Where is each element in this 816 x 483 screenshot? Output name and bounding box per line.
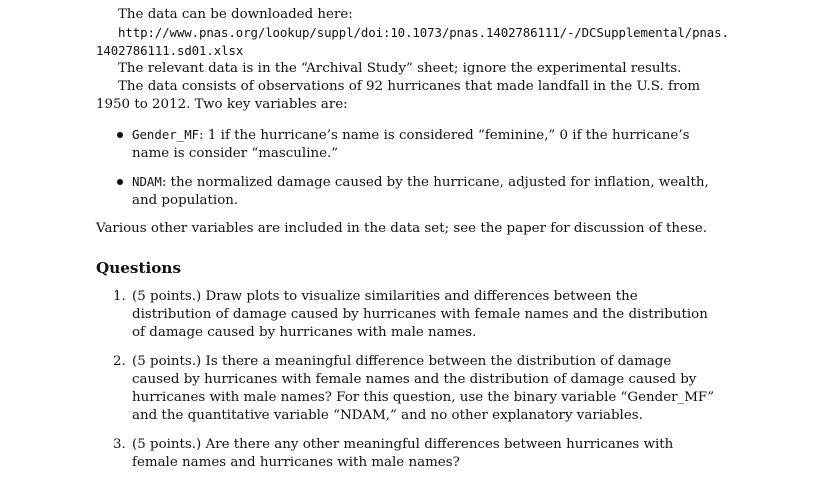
question-number: 1. — [113, 289, 126, 304]
other-variables-text: Various other variables are included in … — [96, 221, 707, 236]
question-item: 2. (5 points.) Is there a meaningful dif… — [96, 353, 720, 425]
variable-description: : 1 if the hurricane’s name is considere… — [132, 128, 690, 161]
question-text: (5 points.) Is there a meaningful differ… — [132, 354, 715, 423]
data-url-line2[interactable]: 1402786111.sd01.xlsx — [96, 42, 720, 60]
relevant-sheet-text: The relevant data is in the “Archival St… — [118, 61, 682, 76]
variable-list: Gender_MF: 1 if the hurricane’s name is … — [96, 126, 720, 210]
variable-name: NDAM — [132, 174, 162, 189]
questions-heading: Questions — [96, 259, 181, 277]
question-text: (5 points.) Draw plots to visualize simi… — [132, 289, 708, 340]
question-text: (5 points.) Are there any other meaningf… — [132, 437, 674, 470]
bullet-icon — [117, 132, 123, 138]
data-description-text: The data consists of observations of 92 … — [96, 79, 701, 112]
variable-name: Gender_MF — [132, 127, 200, 142]
bullet-icon — [117, 179, 123, 185]
variable-description: : the normalized damage caused by the hu… — [132, 175, 709, 208]
question-number: 3. — [113, 437, 126, 452]
question-item: 3. (5 points.) Are there any other meani… — [96, 436, 720, 472]
variable-item-ndam: NDAM: the normalized damage caused by th… — [96, 173, 720, 210]
question-number: 2. — [113, 354, 126, 369]
variable-item-gender: Gender_MF: 1 if the hurricane’s name is … — [96, 126, 720, 163]
data-url-line1[interactable]: http://www.pnas.org/lookup/suppl/doi:10.… — [96, 24, 729, 42]
question-list: 1. (5 points.) Draw plots to visualize s… — [96, 288, 720, 472]
document-page: The data can be downloaded here: http://… — [96, 6, 729, 483]
question-item: 1. (5 points.) Draw plots to visualize s… — [96, 288, 720, 342]
download-instruction: The data can be downloaded here: — [118, 7, 353, 22]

*****

▶ [Exercise goal]: Write out again, unchanged, the lines in the item above, starting at the line that contains "question-number: 1. — [113, 289, 126, 304]" and ending at the line that contains "variable-description: : 1".

▶ [Exercise result]:
question-number: 1. — [113, 289, 126, 304]
other-variables-text: Various other variables are included in … — [96, 221, 707, 236]
question-item: 2. (5 points.) Is there a meaningful dif… — [96, 353, 720, 425]
variable-description: : 1 if the hurricane’s name is considere… — [132, 128, 690, 161]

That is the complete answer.